- **SOURCE DOCUMENT**:
From today's decision in Garnier v. O'Connor-Ratcliff, written by Judge Marsha Berzon and joined by Judges Richard Tallman and Michelle Friedland:
Today, social media websites like Facebook and Twitter are, for many, "the principal sources for knowing current events, checking ads for employment, speaking and listening in the modern public square, and otherwise exploring the vast realms of human thought and knowledge." Packingham v. N.C. (2017). Accordingly, social media sites "can provide perhaps the most powerful mechanisms available to a private citizen to make his or her voice heard.".
Unsurprisingly, social media's capacity for facilitating communication and stirring public debate has not been lost on public officials. From local county supervisors and state representatives to the President of the United States, elected officials across the country increasingly rely on social media both to promote their campaigns and, after election, to communicate with constituents and seek their input in carrying out their duties as public officials.
This case concerns a dispute arising from two public officials' use of social media to communicate with constituents about public issues. Beginning around 2014, two members of the Poway Unified School District ("PUSD" or the "District") Board of Trustees, Michelle O'Connor-Ratcliff and T.J. Zane (together, "the Trustees"), created public Facebook and Twitter pages to promote their campaigns for office. After they won and assumed office, the two used their public social media pages to inform constituents about goings-on at the School District and on the PUSD Board, to invite the public to Board meetings, to solicit input about important Board decisions, and to communicate with parents about safety and security issues at the District's schools.

- **BRIEF 1**: Can you rewrite the entries from the start through the line containing "y-tick-label: 80 [71, 213, 98, 237]", renaming "data-label" to "value-label" and leaving everything else unchanged?

Layout annotation records:
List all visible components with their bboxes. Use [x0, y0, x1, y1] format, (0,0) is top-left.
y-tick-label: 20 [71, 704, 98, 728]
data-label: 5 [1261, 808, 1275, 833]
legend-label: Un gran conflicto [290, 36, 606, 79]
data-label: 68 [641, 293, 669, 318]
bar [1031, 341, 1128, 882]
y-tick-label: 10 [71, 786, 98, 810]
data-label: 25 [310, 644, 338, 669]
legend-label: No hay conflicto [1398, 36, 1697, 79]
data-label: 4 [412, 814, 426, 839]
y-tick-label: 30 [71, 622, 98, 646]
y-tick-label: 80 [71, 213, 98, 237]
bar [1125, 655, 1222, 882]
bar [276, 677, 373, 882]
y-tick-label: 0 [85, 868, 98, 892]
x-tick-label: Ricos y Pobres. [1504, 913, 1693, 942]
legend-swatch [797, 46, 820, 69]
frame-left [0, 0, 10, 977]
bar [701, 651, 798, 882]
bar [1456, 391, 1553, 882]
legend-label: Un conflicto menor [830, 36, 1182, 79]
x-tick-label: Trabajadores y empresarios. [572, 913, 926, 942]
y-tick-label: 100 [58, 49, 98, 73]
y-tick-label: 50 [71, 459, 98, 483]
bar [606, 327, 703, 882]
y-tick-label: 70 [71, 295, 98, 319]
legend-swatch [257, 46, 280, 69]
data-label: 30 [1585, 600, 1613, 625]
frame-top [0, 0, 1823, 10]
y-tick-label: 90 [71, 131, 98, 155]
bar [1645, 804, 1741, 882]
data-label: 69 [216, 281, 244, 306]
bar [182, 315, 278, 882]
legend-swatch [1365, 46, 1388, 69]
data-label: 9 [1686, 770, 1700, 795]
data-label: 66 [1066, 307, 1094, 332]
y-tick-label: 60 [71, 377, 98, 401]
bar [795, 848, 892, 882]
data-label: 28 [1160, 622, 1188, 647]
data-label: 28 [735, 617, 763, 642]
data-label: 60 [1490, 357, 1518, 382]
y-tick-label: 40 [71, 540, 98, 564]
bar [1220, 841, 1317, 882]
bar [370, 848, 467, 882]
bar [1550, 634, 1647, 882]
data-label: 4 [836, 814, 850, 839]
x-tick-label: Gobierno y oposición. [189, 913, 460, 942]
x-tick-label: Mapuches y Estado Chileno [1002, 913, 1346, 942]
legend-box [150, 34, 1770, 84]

- **BRIEF 2**: How would you summarize the opinion excerpt in two sentences?

- **FULL RESPONSE 1**:
List all visible components with their bboxes. Use [x0, y0, x1, y1] format, (0,0) is top-left.
y-tick-label: 20 [71, 704, 98, 728]
value-label: 5 [1261, 808, 1275, 833]
legend-label: Un gran conflicto [290, 36, 606, 79]
value-label: 68 [641, 293, 669, 318]
bar [1031, 341, 1128, 882]
y-tick-label: 10 [71, 786, 98, 810]
value-label: 25 [310, 644, 338, 669]
legend-label: No hay conflicto [1398, 36, 1697, 79]
value-label: 4 [412, 814, 426, 839]
y-tick-label: 30 [71, 622, 98, 646]
y-tick-label: 80 [71, 213, 98, 237]

- **FULL RESPONSE 2**: Social media sites have become principal sources of public discourse, and elected officials increasingly use them to promote their campaigns and to communicate with constituents. The case arises from two Poway Unified School District Board trustees, Michelle O'Connor-Ratcliff and T.J. Zane, who created public Facebook and Twitter pages for their campaigns and, once in office, used them to inform constituents about District matters, invite the public to Board meetings, solicit input and communicate about school safety.